- _Directions_
Rewrite the entries from the first line through the line containing "code-token: * engine) — [386, 250, 452, 264]", substituting "gutter-number" for every "line-number" and leaving everything else unchanged.

- _Dataset entries_

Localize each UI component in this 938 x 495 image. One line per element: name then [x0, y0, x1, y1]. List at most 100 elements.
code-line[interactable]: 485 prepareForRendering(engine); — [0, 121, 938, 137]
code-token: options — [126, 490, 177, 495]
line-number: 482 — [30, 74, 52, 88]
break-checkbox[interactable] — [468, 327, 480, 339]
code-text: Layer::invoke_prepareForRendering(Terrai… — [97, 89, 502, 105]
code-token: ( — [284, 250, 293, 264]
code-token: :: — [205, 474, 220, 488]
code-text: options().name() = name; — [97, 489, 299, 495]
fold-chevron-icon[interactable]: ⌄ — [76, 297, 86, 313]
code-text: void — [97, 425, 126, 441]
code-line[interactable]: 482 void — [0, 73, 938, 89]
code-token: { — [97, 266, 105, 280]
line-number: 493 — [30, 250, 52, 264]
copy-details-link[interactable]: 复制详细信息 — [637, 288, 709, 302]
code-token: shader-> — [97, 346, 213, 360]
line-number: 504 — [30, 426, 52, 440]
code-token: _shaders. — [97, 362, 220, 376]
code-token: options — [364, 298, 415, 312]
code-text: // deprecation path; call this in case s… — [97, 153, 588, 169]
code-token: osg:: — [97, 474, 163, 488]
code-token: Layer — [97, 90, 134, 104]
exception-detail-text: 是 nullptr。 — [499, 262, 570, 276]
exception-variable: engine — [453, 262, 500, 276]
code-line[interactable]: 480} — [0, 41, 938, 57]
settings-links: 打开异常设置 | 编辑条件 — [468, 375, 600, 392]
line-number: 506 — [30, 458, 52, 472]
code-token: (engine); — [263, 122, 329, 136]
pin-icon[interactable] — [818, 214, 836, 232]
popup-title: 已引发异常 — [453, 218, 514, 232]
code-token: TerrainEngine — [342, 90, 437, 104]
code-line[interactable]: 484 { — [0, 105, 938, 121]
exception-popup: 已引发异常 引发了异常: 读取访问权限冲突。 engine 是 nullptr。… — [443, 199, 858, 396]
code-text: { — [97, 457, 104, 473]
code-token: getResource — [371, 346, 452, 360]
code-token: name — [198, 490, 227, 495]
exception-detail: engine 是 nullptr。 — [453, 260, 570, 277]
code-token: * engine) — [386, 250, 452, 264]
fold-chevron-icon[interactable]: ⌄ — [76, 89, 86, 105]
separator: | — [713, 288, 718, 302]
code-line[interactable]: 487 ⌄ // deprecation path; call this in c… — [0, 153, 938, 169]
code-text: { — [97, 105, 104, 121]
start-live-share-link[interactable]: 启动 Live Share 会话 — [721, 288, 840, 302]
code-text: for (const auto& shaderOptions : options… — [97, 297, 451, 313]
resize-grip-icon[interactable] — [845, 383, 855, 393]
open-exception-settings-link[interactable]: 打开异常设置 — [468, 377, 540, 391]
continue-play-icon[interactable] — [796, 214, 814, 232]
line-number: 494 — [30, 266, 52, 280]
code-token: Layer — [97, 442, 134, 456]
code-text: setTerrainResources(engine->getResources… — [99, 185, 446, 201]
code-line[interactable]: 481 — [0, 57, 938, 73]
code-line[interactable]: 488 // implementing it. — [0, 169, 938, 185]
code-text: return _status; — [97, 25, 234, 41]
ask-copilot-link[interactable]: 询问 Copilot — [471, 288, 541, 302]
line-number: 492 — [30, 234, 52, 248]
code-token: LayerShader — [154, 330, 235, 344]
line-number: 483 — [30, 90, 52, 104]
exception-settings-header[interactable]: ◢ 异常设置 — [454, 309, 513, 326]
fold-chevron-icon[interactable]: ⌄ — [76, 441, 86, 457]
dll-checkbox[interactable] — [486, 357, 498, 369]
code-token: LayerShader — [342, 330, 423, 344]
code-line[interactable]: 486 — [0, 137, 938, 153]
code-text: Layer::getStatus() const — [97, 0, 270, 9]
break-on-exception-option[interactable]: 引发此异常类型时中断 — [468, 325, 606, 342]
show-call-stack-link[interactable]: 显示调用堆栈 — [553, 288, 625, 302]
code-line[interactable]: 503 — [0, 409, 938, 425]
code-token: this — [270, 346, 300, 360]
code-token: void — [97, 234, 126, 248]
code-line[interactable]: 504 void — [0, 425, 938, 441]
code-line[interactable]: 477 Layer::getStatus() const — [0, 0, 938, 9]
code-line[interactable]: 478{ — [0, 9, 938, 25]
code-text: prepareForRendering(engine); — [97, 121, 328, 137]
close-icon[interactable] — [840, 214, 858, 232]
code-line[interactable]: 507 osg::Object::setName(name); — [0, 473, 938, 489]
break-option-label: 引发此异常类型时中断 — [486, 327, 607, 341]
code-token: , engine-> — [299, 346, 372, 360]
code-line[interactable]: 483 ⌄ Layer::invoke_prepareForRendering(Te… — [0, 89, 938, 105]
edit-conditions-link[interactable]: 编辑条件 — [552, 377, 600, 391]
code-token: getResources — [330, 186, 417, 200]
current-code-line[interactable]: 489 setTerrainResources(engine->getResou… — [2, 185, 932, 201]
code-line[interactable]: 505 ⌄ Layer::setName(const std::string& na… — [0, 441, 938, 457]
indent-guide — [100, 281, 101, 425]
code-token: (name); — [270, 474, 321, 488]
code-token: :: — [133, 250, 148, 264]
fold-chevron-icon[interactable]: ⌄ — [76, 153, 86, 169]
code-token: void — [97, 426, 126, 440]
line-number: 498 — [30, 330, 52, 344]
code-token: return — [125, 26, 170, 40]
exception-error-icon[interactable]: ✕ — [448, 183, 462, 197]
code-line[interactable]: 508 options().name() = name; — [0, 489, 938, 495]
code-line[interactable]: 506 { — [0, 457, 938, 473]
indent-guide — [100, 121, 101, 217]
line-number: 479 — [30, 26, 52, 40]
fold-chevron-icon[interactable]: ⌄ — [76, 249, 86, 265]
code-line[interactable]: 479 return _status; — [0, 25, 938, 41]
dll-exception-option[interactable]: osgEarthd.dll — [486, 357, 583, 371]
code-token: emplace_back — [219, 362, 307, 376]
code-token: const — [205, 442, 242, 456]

- _Exercise result_
Localize each UI component in this 938 x 495 image. One line per element: name then [x0, y0, x1, y1]. List at most 100 elements.
code-line[interactable]: 485 prepareForRendering(engine); — [0, 121, 938, 137]
code-token: options — [126, 490, 177, 495]
gutter-number: 482 — [30, 74, 52, 88]
break-checkbox[interactable] — [468, 327, 480, 339]
code-text: Layer::invoke_prepareForRendering(Terrai… — [97, 89, 502, 105]
code-token: ( — [284, 250, 293, 264]
code-token: :: — [205, 474, 220, 488]
code-text: options().name() = name; — [97, 489, 299, 495]
fold-chevron-icon[interactable]: ⌄ — [76, 297, 86, 313]
code-text: void — [97, 425, 126, 441]
code-line[interactable]: 482 void — [0, 73, 938, 89]
code-token: { — [97, 266, 105, 280]
gutter-number: 493 — [30, 250, 52, 264]
copy-details-link[interactable]: 复制详细信息 — [637, 288, 709, 302]
code-token: shader-> — [97, 346, 213, 360]
gutter-number: 504 — [30, 426, 52, 440]
code-token: _shaders. — [97, 362, 220, 376]
code-token: options — [364, 298, 415, 312]
code-text: // deprecation path; call this in case s… — [97, 153, 588, 169]
code-token: osg:: — [97, 474, 163, 488]
code-token: Layer — [97, 90, 134, 104]
exception-detail-text: 是 nullptr。 — [499, 262, 570, 276]
exception-variable: engine — [453, 262, 500, 276]
code-line[interactable]: 480} — [0, 41, 938, 57]
settings-links: 打开异常设置 | 编辑条件 — [468, 375, 600, 392]
gutter-number: 506 — [30, 458, 52, 472]
code-token: (engine); — [263, 122, 329, 136]
pin-icon[interactable] — [818, 214, 836, 232]
popup-title: 已引发异常 — [453, 218, 514, 232]
code-token: TerrainEngine — [342, 90, 437, 104]
code-line[interactable]: 484 { — [0, 105, 938, 121]
exception-popup: 已引发异常 引发了异常: 读取访问权限冲突。 engine 是 nullptr。… — [443, 199, 858, 396]
code-text: { — [97, 457, 104, 473]
code-token: getResource — [371, 346, 452, 360]
code-token: name — [198, 490, 227, 495]
exception-detail: engine 是 nullptr。 — [453, 260, 570, 277]
code-token: * engine) — [386, 250, 452, 264]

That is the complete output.